PROVIDED ENTRIES:
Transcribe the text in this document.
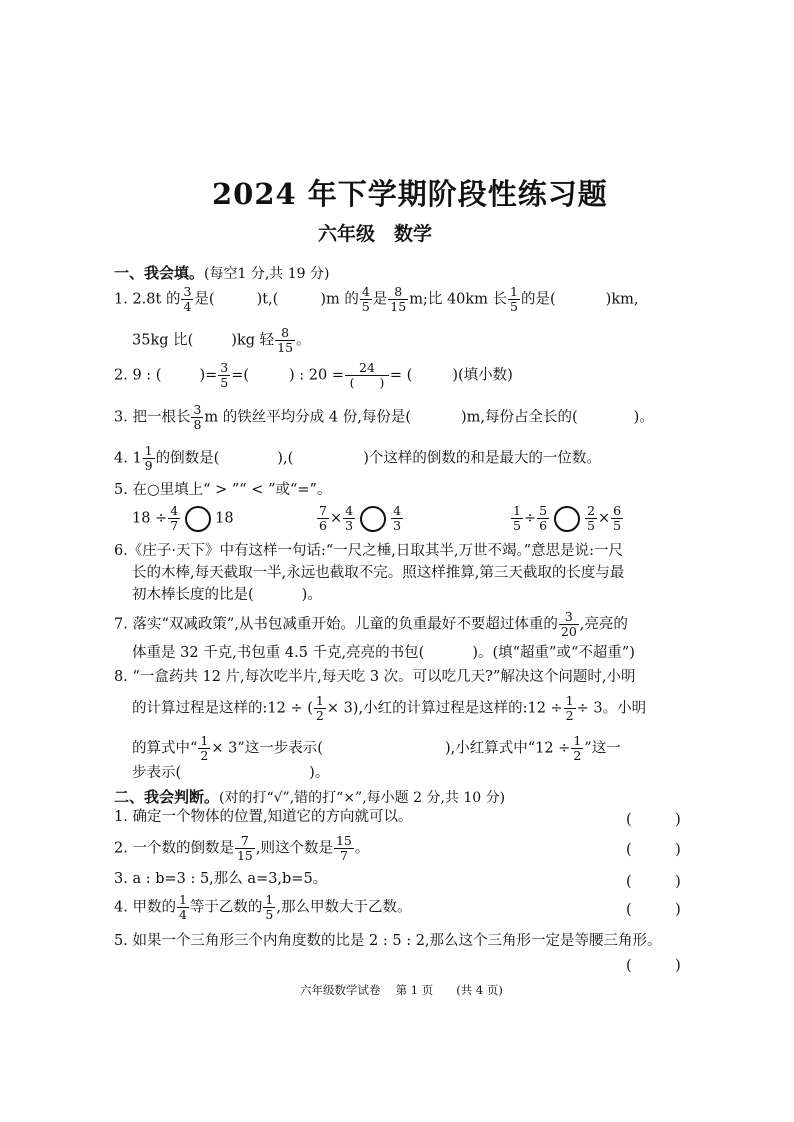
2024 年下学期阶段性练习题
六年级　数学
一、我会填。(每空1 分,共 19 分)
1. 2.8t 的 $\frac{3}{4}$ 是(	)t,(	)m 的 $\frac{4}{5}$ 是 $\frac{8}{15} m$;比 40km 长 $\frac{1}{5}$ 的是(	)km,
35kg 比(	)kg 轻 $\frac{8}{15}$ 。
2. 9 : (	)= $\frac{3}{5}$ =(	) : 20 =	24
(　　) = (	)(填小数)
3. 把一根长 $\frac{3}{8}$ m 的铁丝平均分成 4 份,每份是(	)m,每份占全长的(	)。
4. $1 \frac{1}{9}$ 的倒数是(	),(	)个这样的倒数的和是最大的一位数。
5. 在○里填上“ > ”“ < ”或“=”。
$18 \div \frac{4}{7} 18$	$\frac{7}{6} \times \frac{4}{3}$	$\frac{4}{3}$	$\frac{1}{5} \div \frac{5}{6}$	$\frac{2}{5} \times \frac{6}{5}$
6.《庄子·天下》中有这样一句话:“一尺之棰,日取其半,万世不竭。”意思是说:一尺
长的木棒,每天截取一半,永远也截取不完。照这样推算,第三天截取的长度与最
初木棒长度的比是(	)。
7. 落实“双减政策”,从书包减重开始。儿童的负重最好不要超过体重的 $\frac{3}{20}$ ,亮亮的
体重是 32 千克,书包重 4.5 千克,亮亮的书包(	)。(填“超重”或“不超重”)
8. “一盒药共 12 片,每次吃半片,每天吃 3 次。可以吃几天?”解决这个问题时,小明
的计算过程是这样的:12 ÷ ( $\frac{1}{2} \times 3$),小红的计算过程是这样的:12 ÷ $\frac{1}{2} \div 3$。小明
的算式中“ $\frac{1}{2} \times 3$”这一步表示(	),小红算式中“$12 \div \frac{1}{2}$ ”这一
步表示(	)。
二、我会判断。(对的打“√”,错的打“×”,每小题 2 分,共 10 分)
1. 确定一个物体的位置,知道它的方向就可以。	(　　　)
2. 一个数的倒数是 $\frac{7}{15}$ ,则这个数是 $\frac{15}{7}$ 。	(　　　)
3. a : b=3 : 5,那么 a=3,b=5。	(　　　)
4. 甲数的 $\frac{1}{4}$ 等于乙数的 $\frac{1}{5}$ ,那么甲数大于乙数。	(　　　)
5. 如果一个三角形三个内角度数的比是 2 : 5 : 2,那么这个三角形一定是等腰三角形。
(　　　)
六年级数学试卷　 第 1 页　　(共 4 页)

...

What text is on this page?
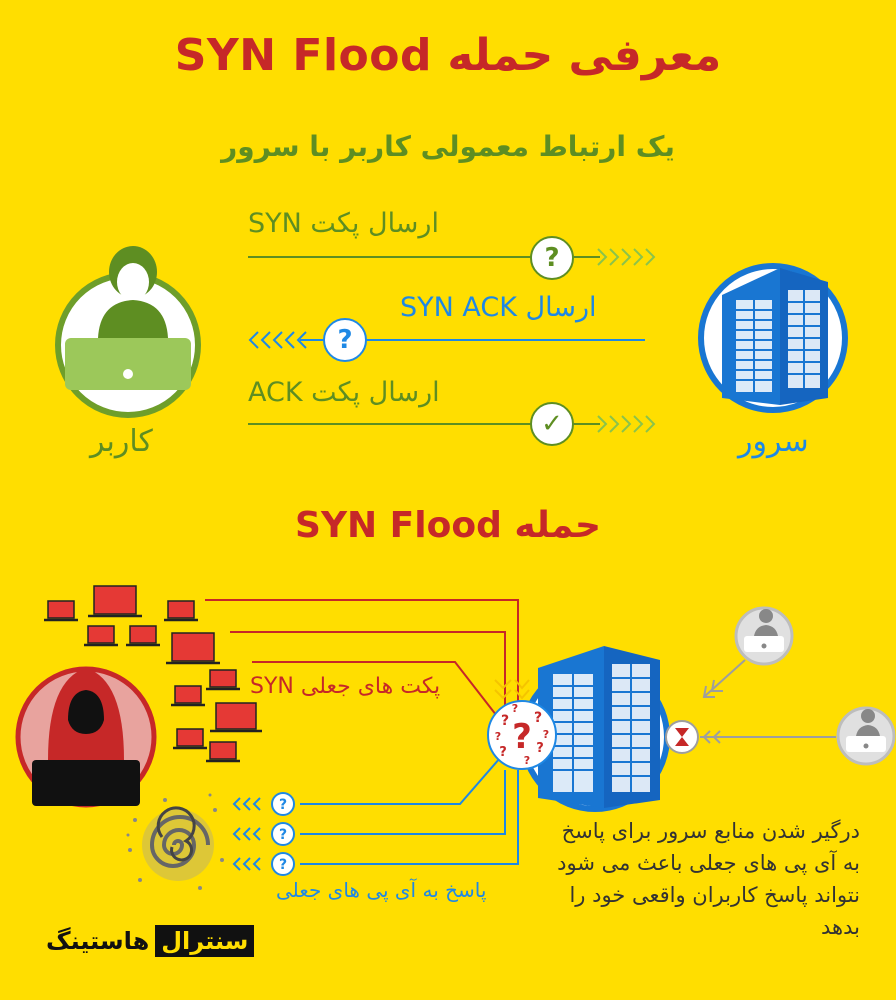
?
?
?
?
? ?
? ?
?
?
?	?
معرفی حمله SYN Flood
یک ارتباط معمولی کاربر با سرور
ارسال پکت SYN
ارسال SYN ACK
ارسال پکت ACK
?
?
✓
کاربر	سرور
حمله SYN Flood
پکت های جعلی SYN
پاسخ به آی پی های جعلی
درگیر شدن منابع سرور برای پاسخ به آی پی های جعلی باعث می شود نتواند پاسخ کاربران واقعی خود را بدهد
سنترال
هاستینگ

OBJECTIVE: Within the listing above, copy each line that has the string "text".

SOLUTION TO THE PROBLEM:
Transcribe the text in this document.
What text is on this page?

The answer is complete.